Work to complete: Below are the records; locate each line with the word "index" and copy it.

Exercise inputs:
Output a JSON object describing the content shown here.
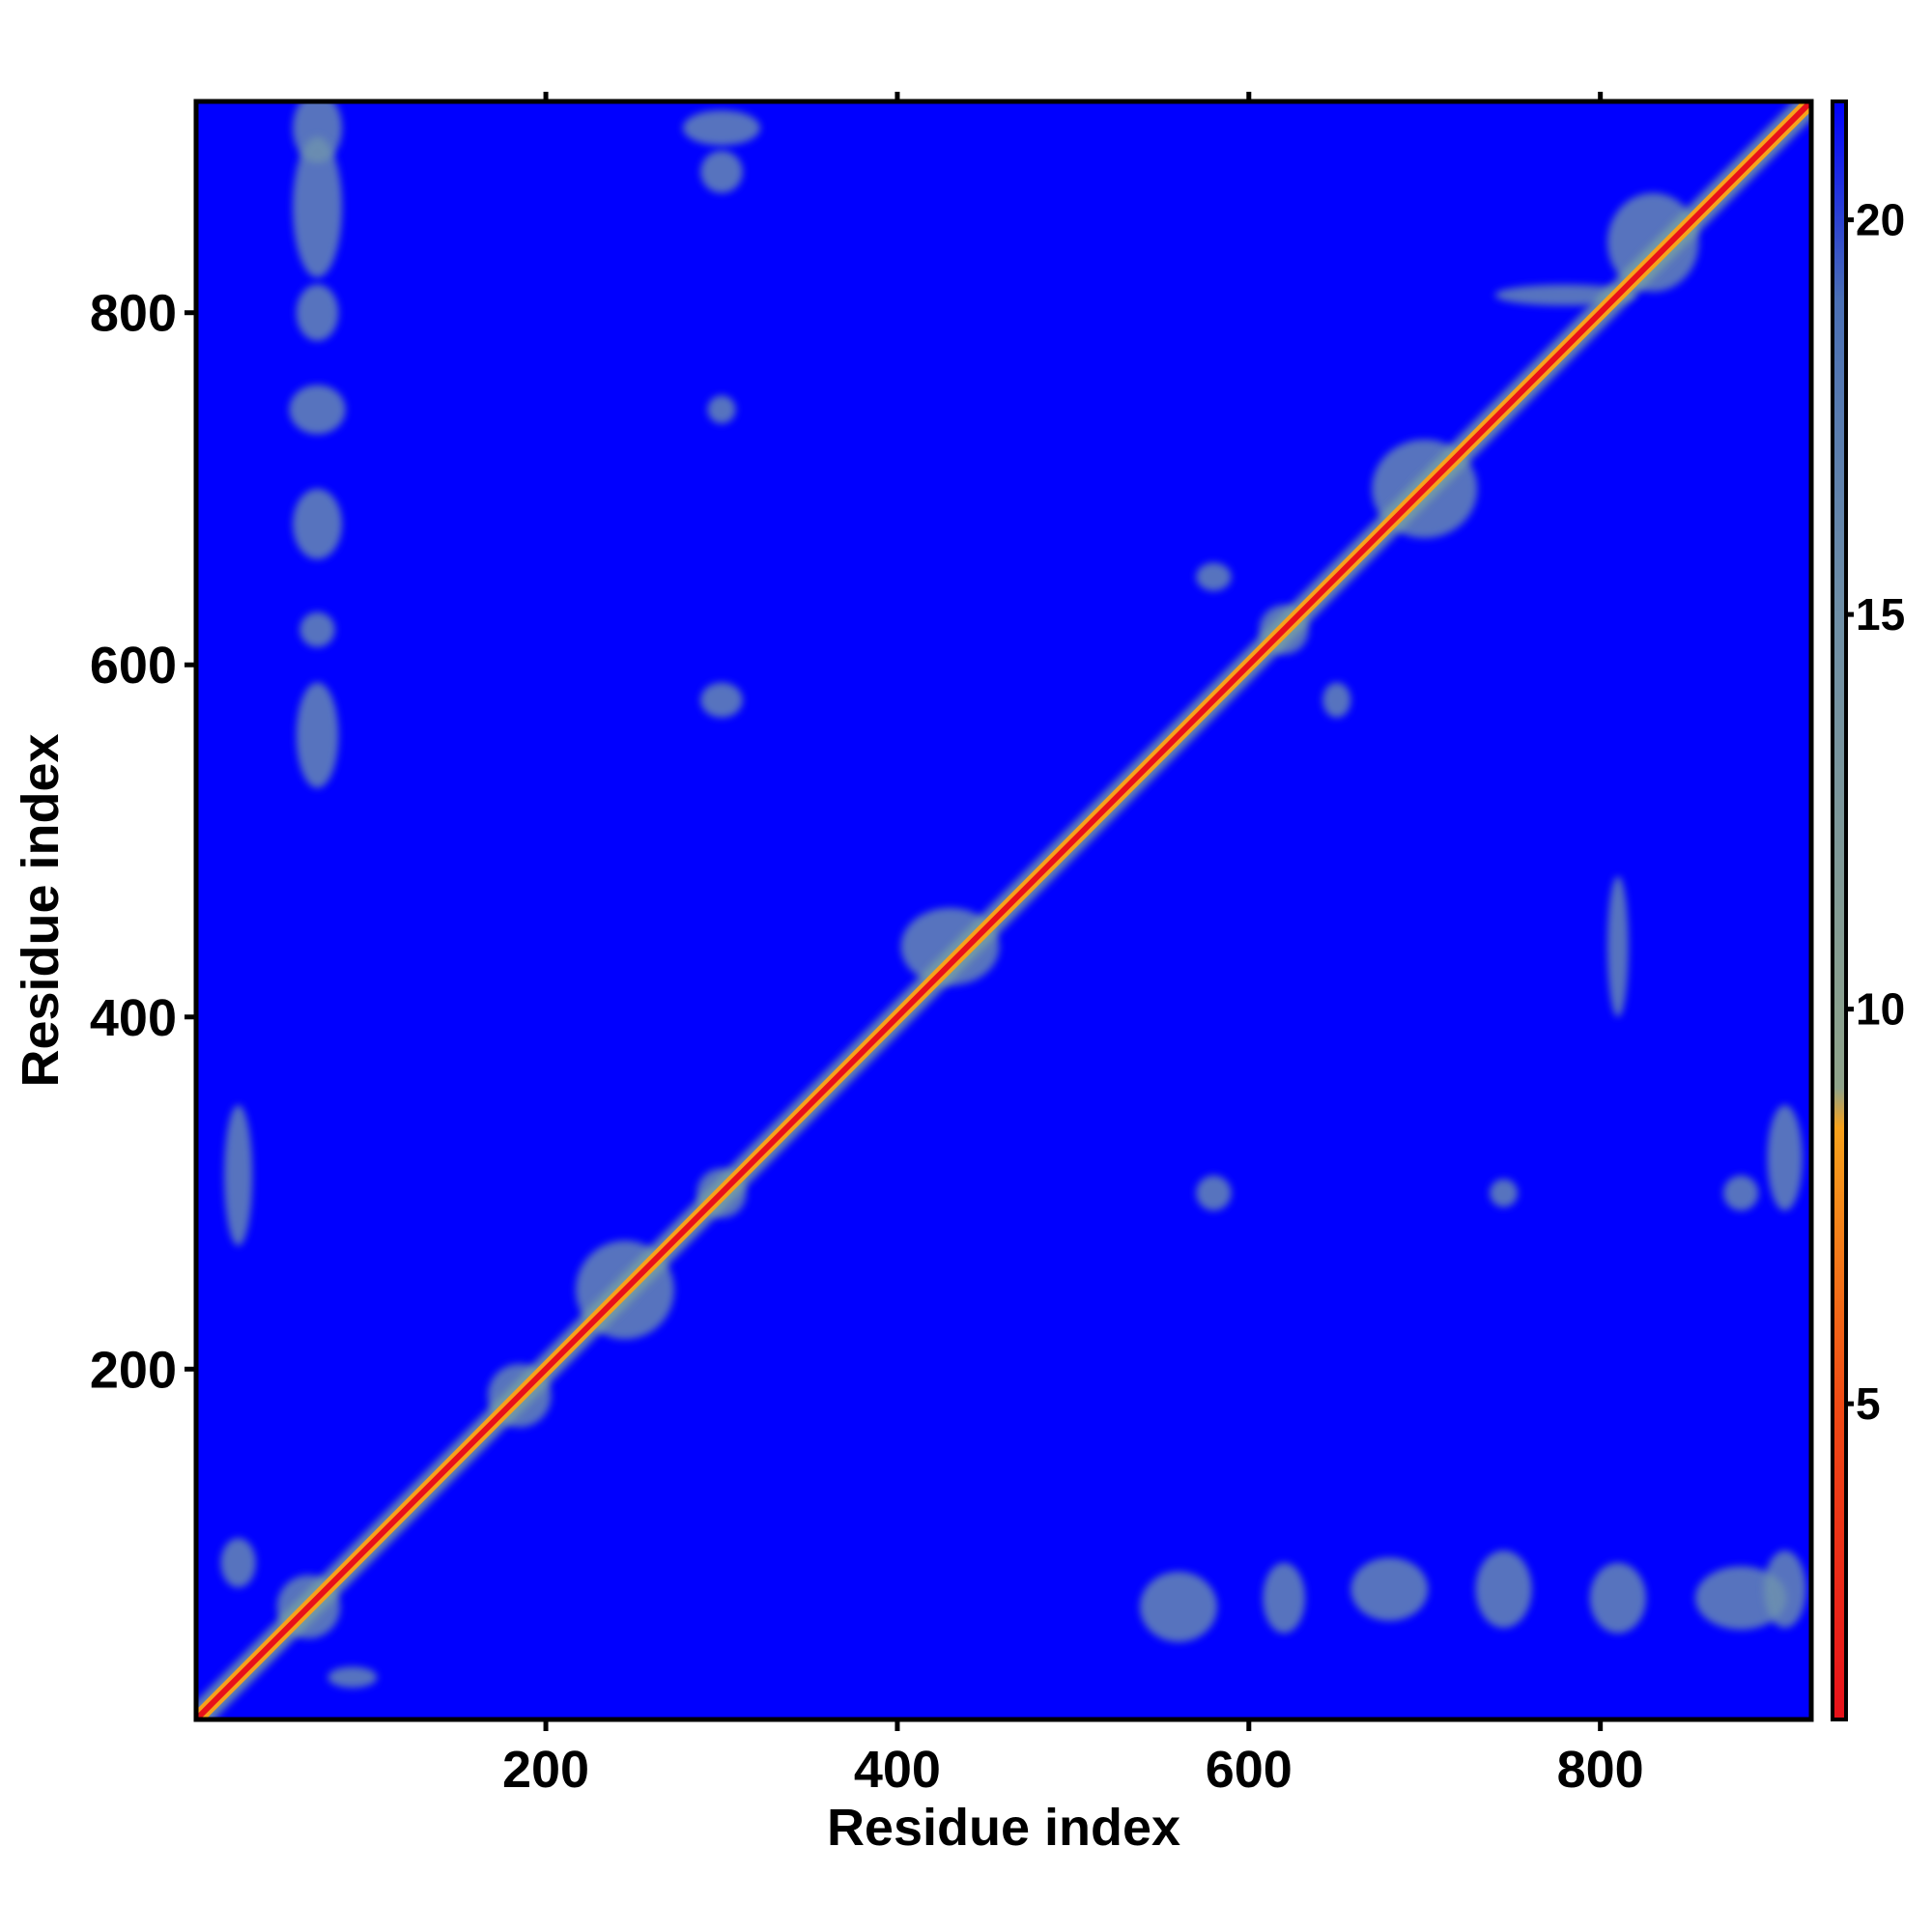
{
  "chart_data": {
    "type": "heatmap",
    "title": "",
    "xlabel": "Residue index",
    "ylabel": "Residue index",
    "xlim": [
      1,
      920
    ],
    "ylim": [
      1,
      920
    ],
    "x_ticks": [
      200,
      400,
      600,
      800
    ],
    "y_ticks": [
      200,
      400,
      600,
      800
    ],
    "diagonal": [
      [
        1,
        1
      ],
      [
        920,
        920
      ]
    ],
    "colorbar": {
      "range": [
        1,
        21.5
      ],
      "ticks": [
        5,
        10,
        15,
        20
      ],
      "stops": [
        {
          "value": 1,
          "color": "#e8111a"
        },
        {
          "value": 5,
          "color": "#f04a14"
        },
        {
          "value": 8.5,
          "color": "#f7a21b"
        },
        {
          "value": 9,
          "color": "#8fa38a"
        },
        {
          "value": 15,
          "color": "#6f8fa6"
        },
        {
          "value": 19,
          "color": "#4a6fb5"
        },
        {
          "value": 21.5,
          "color": "#0000ff"
        }
      ]
    },
    "background_color": "#0000ff",
    "contact_color": "#6f94ad",
    "near_diagonal_color": "#7aa5a0",
    "contact_clusters": [
      {
        "x": 70,
        "y": 905,
        "rx": 14,
        "ry": 20
      },
      {
        "x": 70,
        "y": 860,
        "rx": 14,
        "ry": 40
      },
      {
        "x": 70,
        "y": 800,
        "rx": 12,
        "ry": 16
      },
      {
        "x": 70,
        "y": 745,
        "rx": 16,
        "ry": 14
      },
      {
        "x": 70,
        "y": 680,
        "rx": 14,
        "ry": 20
      },
      {
        "x": 70,
        "y": 620,
        "rx": 10,
        "ry": 10
      },
      {
        "x": 70,
        "y": 560,
        "rx": 12,
        "ry": 30
      },
      {
        "x": 300,
        "y": 880,
        "rx": 12,
        "ry": 12
      },
      {
        "x": 300,
        "y": 905,
        "rx": 22,
        "ry": 10
      },
      {
        "x": 300,
        "y": 745,
        "rx": 8,
        "ry": 8
      },
      {
        "x": 300,
        "y": 580,
        "rx": 12,
        "ry": 10
      },
      {
        "x": 580,
        "y": 650,
        "rx": 10,
        "ry": 8
      },
      {
        "x": 650,
        "y": 580,
        "rx": 8,
        "ry": 10
      },
      {
        "x": 780,
        "y": 810,
        "rx": 40,
        "ry": 6
      },
      {
        "x": 245,
        "y": 245,
        "rx": 28,
        "ry": 28
      },
      {
        "x": 185,
        "y": 185,
        "rx": 18,
        "ry": 18
      },
      {
        "x": 430,
        "y": 440,
        "rx": 28,
        "ry": 22
      },
      {
        "x": 700,
        "y": 700,
        "rx": 30,
        "ry": 28
      },
      {
        "x": 830,
        "y": 840,
        "rx": 26,
        "ry": 28
      },
      {
        "x": 620,
        "y": 620,
        "rx": 14,
        "ry": 14
      },
      {
        "x": 300,
        "y": 300,
        "rx": 14,
        "ry": 14
      },
      {
        "x": 65,
        "y": 65,
        "rx": 18,
        "ry": 18
      },
      {
        "x": 25,
        "y": 90,
        "rx": 10,
        "ry": 14
      },
      {
        "x": 90,
        "y": 25,
        "rx": 14,
        "ry": 6
      },
      {
        "x": 560,
        "y": 65,
        "rx": 22,
        "ry": 20
      },
      {
        "x": 620,
        "y": 70,
        "rx": 12,
        "ry": 20
      },
      {
        "x": 680,
        "y": 75,
        "rx": 22,
        "ry": 18
      },
      {
        "x": 745,
        "y": 75,
        "rx": 16,
        "ry": 22
      },
      {
        "x": 810,
        "y": 70,
        "rx": 16,
        "ry": 20
      },
      {
        "x": 880,
        "y": 70,
        "rx": 26,
        "ry": 18
      },
      {
        "x": 905,
        "y": 75,
        "rx": 12,
        "ry": 22
      },
      {
        "x": 810,
        "y": 440,
        "rx": 6,
        "ry": 40
      },
      {
        "x": 880,
        "y": 300,
        "rx": 10,
        "ry": 10
      },
      {
        "x": 745,
        "y": 300,
        "rx": 8,
        "ry": 8
      },
      {
        "x": 580,
        "y": 300,
        "rx": 10,
        "ry": 10
      },
      {
        "x": 905,
        "y": 320,
        "rx": 10,
        "ry": 30
      },
      {
        "x": 25,
        "y": 310,
        "rx": 8,
        "ry": 40
      }
    ]
  }
}
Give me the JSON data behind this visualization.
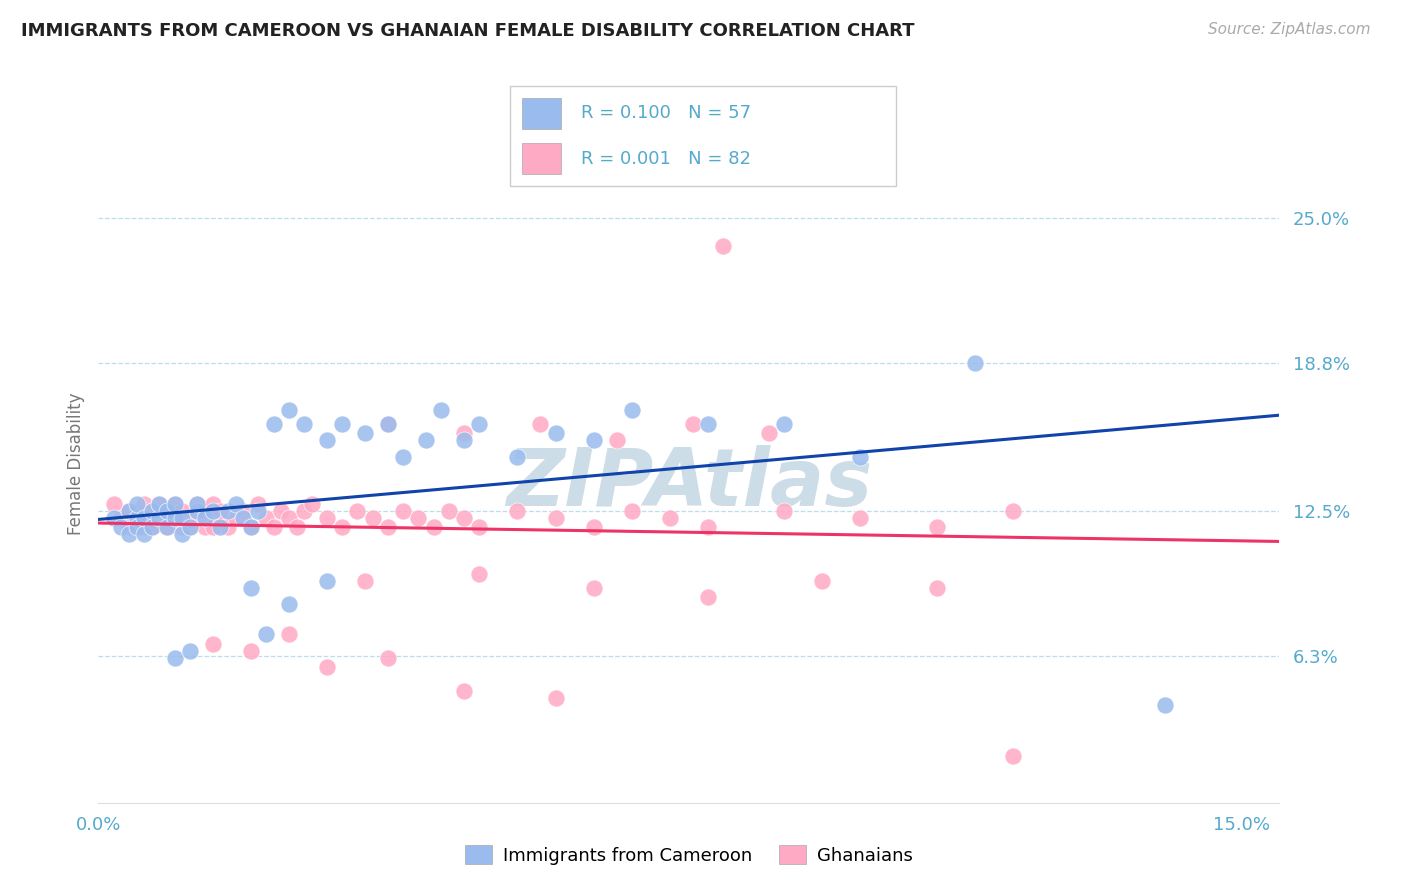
{
  "title": "IMMIGRANTS FROM CAMEROON VS GHANAIAN FEMALE DISABILITY CORRELATION CHART",
  "source": "Source: ZipAtlas.com",
  "ylabel": "Female Disability",
  "xlim": [
    0.0,
    0.155
  ],
  "ylim": [
    0.0,
    0.29
  ],
  "ytick_vals": [
    0.063,
    0.125,
    0.188,
    0.25
  ],
  "ytick_labels": [
    "6.3%",
    "12.5%",
    "18.8%",
    "25.0%"
  ],
  "xtick_vals": [
    0.0,
    0.15
  ],
  "xtick_labels": [
    "0.0%",
    "15.0%"
  ],
  "legend_r1": "R = 0.100",
  "legend_n1": "N = 57",
  "legend_r2": "R = 0.001",
  "legend_n2": "N = 82",
  "label1": "Immigrants from Cameroon",
  "label2": "Ghanaians",
  "color_blue": "#99BBEE",
  "color_pink": "#FFAAC4",
  "color_blue_line": "#1144AA",
  "color_pink_line": "#EE3366",
  "color_axis": "#55AACC",
  "bg": "#FFFFFF",
  "grid_color": "#BBDDEE",
  "watermark": "ZIPAtlas",
  "watermark_color": "#CCDDE8",
  "blue_x": [
    0.002,
    0.003,
    0.004,
    0.004,
    0.005,
    0.005,
    0.005,
    0.006,
    0.006,
    0.007,
    0.007,
    0.008,
    0.008,
    0.009,
    0.009,
    0.01,
    0.01,
    0.011,
    0.011,
    0.012,
    0.013,
    0.013,
    0.014,
    0.015,
    0.016,
    0.017,
    0.018,
    0.019,
    0.02,
    0.021,
    0.023,
    0.025,
    0.027,
    0.03,
    0.032,
    0.035,
    0.038,
    0.04,
    0.043,
    0.045,
    0.048,
    0.05,
    0.055,
    0.06,
    0.065,
    0.07,
    0.08,
    0.09,
    0.1,
    0.115,
    0.02,
    0.025,
    0.03,
    0.01,
    0.012,
    0.022,
    0.14
  ],
  "blue_y": [
    0.122,
    0.118,
    0.125,
    0.115,
    0.122,
    0.118,
    0.128,
    0.115,
    0.122,
    0.125,
    0.118,
    0.122,
    0.128,
    0.118,
    0.125,
    0.122,
    0.128,
    0.115,
    0.122,
    0.118,
    0.125,
    0.128,
    0.122,
    0.125,
    0.118,
    0.125,
    0.128,
    0.122,
    0.118,
    0.125,
    0.162,
    0.168,
    0.162,
    0.155,
    0.162,
    0.158,
    0.162,
    0.148,
    0.155,
    0.168,
    0.155,
    0.162,
    0.148,
    0.158,
    0.155,
    0.168,
    0.162,
    0.162,
    0.148,
    0.188,
    0.092,
    0.085,
    0.095,
    0.062,
    0.065,
    0.072,
    0.042
  ],
  "pink_x": [
    0.002,
    0.003,
    0.004,
    0.004,
    0.005,
    0.005,
    0.006,
    0.006,
    0.007,
    0.007,
    0.008,
    0.008,
    0.009,
    0.009,
    0.01,
    0.01,
    0.011,
    0.011,
    0.012,
    0.012,
    0.013,
    0.013,
    0.014,
    0.014,
    0.015,
    0.015,
    0.016,
    0.016,
    0.017,
    0.018,
    0.019,
    0.02,
    0.021,
    0.022,
    0.023,
    0.024,
    0.025,
    0.026,
    0.027,
    0.028,
    0.03,
    0.032,
    0.034,
    0.036,
    0.038,
    0.04,
    0.042,
    0.044,
    0.046,
    0.048,
    0.05,
    0.055,
    0.06,
    0.065,
    0.07,
    0.075,
    0.08,
    0.09,
    0.1,
    0.11,
    0.12,
    0.038,
    0.048,
    0.058,
    0.068,
    0.078,
    0.088,
    0.035,
    0.05,
    0.065,
    0.08,
    0.095,
    0.11,
    0.015,
    0.02,
    0.025,
    0.03,
    0.038,
    0.048,
    0.06,
    0.082,
    0.12
  ],
  "pink_y": [
    0.128,
    0.122,
    0.125,
    0.118,
    0.125,
    0.122,
    0.118,
    0.128,
    0.125,
    0.118,
    0.122,
    0.128,
    0.118,
    0.125,
    0.122,
    0.128,
    0.118,
    0.125,
    0.122,
    0.118,
    0.128,
    0.122,
    0.118,
    0.125,
    0.128,
    0.118,
    0.122,
    0.125,
    0.118,
    0.122,
    0.125,
    0.118,
    0.128,
    0.122,
    0.118,
    0.125,
    0.122,
    0.118,
    0.125,
    0.128,
    0.122,
    0.118,
    0.125,
    0.122,
    0.118,
    0.125,
    0.122,
    0.118,
    0.125,
    0.122,
    0.118,
    0.125,
    0.122,
    0.118,
    0.125,
    0.122,
    0.118,
    0.125,
    0.122,
    0.118,
    0.125,
    0.162,
    0.158,
    0.162,
    0.155,
    0.162,
    0.158,
    0.095,
    0.098,
    0.092,
    0.088,
    0.095,
    0.092,
    0.068,
    0.065,
    0.072,
    0.058,
    0.062,
    0.048,
    0.045,
    0.238,
    0.02
  ]
}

Exercise solution:
    "xlabel": "Residue index",
    "ylabel": "Residue index",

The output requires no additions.